** start of Record list **

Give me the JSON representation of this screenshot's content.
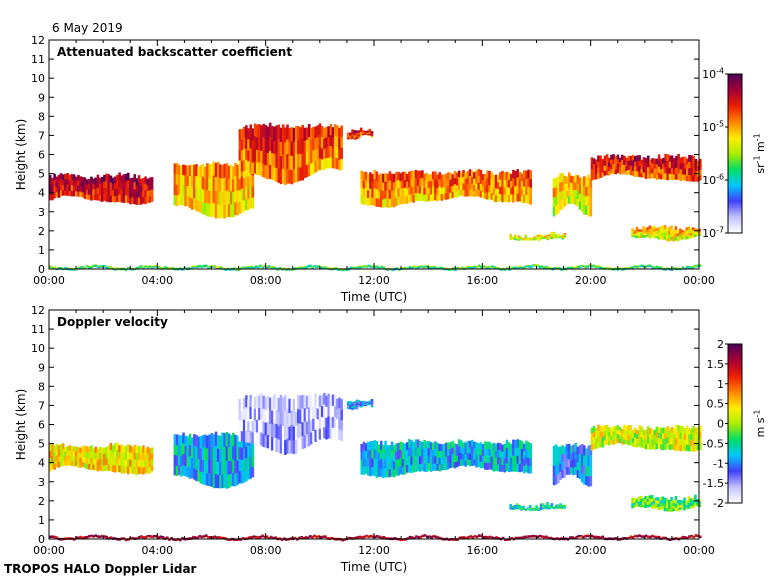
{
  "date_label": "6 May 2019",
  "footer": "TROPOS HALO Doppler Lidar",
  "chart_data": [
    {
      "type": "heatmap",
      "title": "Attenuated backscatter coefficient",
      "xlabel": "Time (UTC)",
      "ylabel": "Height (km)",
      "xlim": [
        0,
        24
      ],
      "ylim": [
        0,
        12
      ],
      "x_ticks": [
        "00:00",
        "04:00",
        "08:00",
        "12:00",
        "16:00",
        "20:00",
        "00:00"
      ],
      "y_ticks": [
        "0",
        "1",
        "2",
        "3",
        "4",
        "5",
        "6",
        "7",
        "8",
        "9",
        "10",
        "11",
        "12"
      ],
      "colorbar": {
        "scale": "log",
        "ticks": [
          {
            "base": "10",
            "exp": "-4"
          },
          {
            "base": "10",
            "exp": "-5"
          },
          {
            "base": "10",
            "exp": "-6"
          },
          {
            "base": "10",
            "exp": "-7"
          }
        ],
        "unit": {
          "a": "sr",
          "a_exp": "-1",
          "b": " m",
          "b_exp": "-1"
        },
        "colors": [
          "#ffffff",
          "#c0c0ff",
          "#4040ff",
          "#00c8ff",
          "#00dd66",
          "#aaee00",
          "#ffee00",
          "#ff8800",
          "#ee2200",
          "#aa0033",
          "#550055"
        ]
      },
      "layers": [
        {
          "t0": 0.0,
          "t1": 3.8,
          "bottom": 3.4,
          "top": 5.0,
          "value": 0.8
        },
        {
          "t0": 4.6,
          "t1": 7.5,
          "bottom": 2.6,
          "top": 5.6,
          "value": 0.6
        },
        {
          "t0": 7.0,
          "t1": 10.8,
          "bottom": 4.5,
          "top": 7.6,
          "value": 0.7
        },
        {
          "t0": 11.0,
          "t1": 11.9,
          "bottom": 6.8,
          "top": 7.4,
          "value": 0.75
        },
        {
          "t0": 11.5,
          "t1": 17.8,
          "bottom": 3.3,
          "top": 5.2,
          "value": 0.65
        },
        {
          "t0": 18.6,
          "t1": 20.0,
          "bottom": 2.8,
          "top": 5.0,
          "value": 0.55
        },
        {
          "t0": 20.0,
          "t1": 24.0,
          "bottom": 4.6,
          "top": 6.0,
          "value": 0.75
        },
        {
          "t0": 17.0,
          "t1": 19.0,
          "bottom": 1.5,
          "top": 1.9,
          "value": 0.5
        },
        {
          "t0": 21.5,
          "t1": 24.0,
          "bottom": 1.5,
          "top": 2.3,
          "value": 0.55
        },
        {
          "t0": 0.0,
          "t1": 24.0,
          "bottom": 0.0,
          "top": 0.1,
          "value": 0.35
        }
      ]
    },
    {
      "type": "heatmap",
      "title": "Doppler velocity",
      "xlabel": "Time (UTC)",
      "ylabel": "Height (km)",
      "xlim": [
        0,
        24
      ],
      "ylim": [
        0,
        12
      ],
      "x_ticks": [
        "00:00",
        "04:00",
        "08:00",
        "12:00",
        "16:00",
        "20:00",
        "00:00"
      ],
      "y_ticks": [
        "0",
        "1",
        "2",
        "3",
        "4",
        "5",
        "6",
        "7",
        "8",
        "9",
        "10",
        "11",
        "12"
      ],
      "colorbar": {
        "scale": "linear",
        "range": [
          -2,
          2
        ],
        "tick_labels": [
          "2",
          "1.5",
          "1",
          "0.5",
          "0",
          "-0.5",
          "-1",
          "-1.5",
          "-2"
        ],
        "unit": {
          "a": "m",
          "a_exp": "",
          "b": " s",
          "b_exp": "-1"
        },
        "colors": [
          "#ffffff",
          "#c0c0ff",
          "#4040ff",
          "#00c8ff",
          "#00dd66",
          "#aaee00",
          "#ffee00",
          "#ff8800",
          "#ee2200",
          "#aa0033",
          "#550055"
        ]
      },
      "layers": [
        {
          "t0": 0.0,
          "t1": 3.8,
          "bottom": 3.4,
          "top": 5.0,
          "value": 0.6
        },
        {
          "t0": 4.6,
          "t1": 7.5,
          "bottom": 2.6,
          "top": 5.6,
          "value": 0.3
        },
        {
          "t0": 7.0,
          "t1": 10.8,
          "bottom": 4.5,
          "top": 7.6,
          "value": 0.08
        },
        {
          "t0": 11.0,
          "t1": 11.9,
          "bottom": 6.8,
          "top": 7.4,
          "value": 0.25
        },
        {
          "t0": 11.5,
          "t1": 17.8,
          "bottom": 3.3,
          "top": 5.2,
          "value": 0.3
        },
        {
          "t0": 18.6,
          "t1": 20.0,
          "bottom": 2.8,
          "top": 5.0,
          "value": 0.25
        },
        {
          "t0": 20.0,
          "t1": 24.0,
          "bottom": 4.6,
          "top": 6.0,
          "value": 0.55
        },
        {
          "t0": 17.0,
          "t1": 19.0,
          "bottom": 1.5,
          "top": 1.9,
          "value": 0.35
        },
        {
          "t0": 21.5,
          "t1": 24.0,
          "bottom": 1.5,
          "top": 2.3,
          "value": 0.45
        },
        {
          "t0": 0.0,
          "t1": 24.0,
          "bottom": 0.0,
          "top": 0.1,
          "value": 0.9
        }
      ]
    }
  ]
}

** end of Record list **
** start of Record list **

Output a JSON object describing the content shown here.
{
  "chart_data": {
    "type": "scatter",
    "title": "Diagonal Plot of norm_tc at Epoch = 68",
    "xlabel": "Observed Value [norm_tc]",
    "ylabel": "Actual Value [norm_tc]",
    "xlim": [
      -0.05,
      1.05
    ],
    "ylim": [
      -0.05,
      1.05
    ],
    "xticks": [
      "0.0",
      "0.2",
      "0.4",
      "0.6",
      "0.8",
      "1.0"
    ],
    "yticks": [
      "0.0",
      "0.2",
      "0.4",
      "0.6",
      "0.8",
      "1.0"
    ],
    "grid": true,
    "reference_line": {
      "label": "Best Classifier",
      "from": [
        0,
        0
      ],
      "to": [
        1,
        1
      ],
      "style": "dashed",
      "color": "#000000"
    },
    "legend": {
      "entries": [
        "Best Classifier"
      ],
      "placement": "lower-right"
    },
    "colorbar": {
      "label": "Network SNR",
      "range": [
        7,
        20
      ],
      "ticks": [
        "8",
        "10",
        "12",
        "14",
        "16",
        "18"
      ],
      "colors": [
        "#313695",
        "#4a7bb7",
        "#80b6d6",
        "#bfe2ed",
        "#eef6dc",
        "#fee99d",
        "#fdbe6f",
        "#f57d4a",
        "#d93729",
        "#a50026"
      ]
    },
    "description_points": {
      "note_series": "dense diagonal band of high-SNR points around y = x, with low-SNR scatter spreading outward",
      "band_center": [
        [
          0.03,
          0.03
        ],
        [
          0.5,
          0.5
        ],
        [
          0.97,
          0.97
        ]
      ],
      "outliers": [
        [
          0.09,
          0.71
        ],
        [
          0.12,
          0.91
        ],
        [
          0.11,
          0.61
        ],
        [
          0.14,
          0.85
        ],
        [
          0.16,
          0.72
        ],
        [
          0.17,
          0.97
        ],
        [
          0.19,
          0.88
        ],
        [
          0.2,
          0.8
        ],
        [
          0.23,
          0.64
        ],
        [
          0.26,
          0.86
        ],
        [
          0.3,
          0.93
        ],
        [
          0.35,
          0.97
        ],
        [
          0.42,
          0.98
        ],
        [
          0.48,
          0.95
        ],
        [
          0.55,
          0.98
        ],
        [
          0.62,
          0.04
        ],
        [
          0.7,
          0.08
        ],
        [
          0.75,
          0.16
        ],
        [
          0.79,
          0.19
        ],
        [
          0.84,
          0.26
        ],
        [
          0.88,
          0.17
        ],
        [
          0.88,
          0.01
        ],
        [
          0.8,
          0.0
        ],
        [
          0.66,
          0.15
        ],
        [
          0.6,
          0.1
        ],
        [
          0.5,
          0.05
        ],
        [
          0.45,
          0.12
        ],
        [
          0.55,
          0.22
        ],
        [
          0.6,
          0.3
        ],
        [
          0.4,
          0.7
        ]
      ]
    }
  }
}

** end of Record list **

» Goal: Show all lines in the entries above where the string "Best" appears.

» Correct response:
      "label": "Best Classifier",
        "Best Classifier"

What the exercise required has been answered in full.